■ **Problem details**: Look through the material below, count the lines containing the word "this", and state only the count.

■ **Material for the task**:
----------

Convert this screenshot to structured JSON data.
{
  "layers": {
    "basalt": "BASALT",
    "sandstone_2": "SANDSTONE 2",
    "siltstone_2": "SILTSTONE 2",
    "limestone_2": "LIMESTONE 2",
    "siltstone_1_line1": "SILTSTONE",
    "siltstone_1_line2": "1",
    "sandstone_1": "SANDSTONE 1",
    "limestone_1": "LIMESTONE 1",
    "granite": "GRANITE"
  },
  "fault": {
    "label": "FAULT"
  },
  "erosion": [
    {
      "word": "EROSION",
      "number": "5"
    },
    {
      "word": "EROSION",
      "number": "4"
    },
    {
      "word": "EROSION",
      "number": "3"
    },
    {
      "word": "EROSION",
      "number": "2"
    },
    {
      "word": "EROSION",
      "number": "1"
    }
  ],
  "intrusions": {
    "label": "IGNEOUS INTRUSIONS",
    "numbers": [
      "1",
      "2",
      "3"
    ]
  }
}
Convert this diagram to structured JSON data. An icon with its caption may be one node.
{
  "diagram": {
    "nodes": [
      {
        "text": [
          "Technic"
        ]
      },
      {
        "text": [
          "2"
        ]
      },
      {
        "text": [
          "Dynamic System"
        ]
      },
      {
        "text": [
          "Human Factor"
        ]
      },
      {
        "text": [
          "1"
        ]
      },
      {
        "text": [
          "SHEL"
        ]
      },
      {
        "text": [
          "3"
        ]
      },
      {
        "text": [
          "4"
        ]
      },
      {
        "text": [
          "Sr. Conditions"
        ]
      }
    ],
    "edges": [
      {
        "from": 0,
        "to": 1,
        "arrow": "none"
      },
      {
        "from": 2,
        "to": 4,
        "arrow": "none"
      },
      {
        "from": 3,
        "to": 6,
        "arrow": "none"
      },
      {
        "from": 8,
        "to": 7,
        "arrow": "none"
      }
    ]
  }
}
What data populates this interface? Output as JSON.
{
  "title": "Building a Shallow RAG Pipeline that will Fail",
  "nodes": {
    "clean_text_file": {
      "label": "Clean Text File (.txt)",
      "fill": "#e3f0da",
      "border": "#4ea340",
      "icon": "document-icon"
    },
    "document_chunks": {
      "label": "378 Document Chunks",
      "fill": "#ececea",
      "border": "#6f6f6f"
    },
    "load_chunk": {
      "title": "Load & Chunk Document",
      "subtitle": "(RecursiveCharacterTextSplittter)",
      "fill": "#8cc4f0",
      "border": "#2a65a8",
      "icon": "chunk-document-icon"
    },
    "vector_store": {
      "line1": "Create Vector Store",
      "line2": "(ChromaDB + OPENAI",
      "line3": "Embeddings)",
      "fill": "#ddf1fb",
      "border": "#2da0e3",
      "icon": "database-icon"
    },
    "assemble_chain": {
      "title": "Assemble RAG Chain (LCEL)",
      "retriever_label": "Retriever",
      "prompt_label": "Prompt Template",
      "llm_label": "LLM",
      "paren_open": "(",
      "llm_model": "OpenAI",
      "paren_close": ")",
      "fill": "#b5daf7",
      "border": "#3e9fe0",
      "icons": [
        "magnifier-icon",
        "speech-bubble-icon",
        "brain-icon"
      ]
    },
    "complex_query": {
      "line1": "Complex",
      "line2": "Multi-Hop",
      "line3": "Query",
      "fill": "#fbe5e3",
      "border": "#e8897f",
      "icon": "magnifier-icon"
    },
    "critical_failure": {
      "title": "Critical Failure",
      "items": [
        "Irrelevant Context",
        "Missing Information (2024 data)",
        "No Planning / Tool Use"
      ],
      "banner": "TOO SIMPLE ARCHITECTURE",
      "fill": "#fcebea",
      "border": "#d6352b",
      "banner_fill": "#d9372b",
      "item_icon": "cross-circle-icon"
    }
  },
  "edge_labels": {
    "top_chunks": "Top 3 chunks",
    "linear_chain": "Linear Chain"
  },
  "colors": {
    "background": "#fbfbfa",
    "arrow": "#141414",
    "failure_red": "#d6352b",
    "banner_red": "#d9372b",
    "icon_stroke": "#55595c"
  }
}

----------

■ **Solution**: 3